*Fragmento seleccionado:*

Si pensamos que la interpretación puede y debe ser una herramienta al servicio del psicoanálisis. Si lo que podemos esperar del análisis es un progresivo desasimiento, un desprendimiento gradual de las sucesivas capas con que, a lo largo de la historia de un sujeto, su fantasma y sus síntomas han ido dando consistencia al yo, al objeto, al Otro… para mostrar su inexistencia final. ¿No podríamos entonces pensar que la interpretación como función y como operación apunta –o debe apuntar- precisamente ahí? Entonces, si la interpretación, tal y como la entiende la hermenéutica desde sus orígenes, es la búsqueda de sentido, del sentido oculto y verdadero… ¿no deberíamos llamar a nuestra operación a-interpretación o anti-interpretación? Pues, en verdad, apuntar al sin-sentido es una propuesta que define la radicalidad última del psicoanálisis.
Como dice Herrigel al final de su libro, el maestro de un arte zen como el tiro con arco
“tiene que dar el salto hacia el origen para que viva desde la Verdad como quien se ha identificado íntegramente con ella. Tiene que volver a ser alumno, novicio; tiene que vencer el último y más escarpado tramo del camino, pasando a través de numerosas transmutaciones. Si sale airoso de esta aventura, entonces su destino se consumará en el enfrentamiento con la Verdad no refractada (no especular, diríamos nosotros), la verdad que está por encima de todas las verdades, el amorfo origen de todos los orígenes: la Nada que lo es todo, la Nada que le devorará y de la cual volverá a nacer” (p. 111)

*Partes del ejercicio:*
1. Enumera, según la cita de Herrigel en el fragmento seleccionado, todo lo que el maestro «tiene que» hacer.
2. Prosigue el texto sobre la interpretación en el psicoanálisis desde la cita de Herrigel con que termina.

*Líneas dadas:*

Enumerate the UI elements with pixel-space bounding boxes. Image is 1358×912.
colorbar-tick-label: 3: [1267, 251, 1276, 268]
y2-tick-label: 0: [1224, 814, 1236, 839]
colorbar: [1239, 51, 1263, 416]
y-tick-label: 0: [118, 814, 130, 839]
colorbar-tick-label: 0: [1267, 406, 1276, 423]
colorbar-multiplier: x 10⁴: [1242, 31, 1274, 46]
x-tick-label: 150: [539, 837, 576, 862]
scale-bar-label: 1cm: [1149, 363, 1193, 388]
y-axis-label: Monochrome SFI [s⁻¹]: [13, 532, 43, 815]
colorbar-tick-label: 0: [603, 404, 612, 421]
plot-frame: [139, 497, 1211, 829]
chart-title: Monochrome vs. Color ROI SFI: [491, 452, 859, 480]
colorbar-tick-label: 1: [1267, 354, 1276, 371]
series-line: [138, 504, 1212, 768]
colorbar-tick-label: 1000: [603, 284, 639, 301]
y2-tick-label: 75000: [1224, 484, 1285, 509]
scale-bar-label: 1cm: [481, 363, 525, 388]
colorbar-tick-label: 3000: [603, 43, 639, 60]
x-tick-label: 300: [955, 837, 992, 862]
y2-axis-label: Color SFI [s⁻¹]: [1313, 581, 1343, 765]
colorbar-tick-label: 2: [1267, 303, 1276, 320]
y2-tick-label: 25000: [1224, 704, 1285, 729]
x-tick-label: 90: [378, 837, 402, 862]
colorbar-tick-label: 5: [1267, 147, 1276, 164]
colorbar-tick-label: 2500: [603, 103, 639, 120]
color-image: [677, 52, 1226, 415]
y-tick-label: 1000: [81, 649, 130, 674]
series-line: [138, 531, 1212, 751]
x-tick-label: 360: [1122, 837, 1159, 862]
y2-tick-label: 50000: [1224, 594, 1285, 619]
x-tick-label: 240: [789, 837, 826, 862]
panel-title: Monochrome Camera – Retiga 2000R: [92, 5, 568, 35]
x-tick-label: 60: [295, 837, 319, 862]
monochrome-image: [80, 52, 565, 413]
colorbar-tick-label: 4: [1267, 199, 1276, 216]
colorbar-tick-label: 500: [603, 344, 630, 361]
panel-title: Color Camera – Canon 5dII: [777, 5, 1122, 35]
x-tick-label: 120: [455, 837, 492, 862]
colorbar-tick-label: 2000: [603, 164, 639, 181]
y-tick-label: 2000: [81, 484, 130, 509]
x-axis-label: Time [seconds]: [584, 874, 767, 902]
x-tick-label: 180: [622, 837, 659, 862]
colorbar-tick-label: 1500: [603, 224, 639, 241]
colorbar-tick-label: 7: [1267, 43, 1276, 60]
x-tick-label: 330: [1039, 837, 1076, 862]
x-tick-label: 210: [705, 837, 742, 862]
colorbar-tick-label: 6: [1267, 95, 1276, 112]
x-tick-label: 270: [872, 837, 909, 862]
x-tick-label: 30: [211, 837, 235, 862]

*Respuestas escritas:*
1.
- Dar el salto hacia el origen
- Volver a ser alumno, novicio
- Vencer el último y más escarpado tramo del camino

2.
[1] Interpretar, de hecho, parece que etimológicamente tiene que ver con la compra-venta y con el mercadear. El indoeuropeo “pret” significa traficar, vender, y de ahí viene el latín “pretium”, precio. Interpretar algo sería “ponerle precio”, “darle un valor de intercambio”. De esta raíz indoeuropea parece derivar también el griego “porné”, que significa prostituta. Interesantísima derivación, en tanto que es el sexo con el que se trafica, el objeto de intercambio por excelencia, aquello que se inter-preta.
[2] A las puertas del Infierno de Dante se podía leer una advertencia: “abandonad toda esperanza”.
[3]  Y este caber, este a-justarse, decimos en español que es como anillo al dedo, metáfora que dispara resortes freudianos y lacanianos que nos devuelven al verdadero problema, que es la diferencia de los sexos y el “no hay” de la relación sexual. Ese “no hay” en español, no existe, n´existe pas, tiene otra traducción posible: el no-existir se resuelve en un no-sucede, no puede suceder, y, también, en un “no-tiene-lugar”. Es curioso que en español se diga “no tendrá lugar” por “no sucederá”. Lo cual nos devuelve a la realidad espacial de la que estamos hablando: algo no a-justa, no cabe, “no hay lugar”.
[4] De nuevo, la metáfora fálica opera aquí inevitablemente.
[5] Una vez más volvemos a la imagen de lo fálico.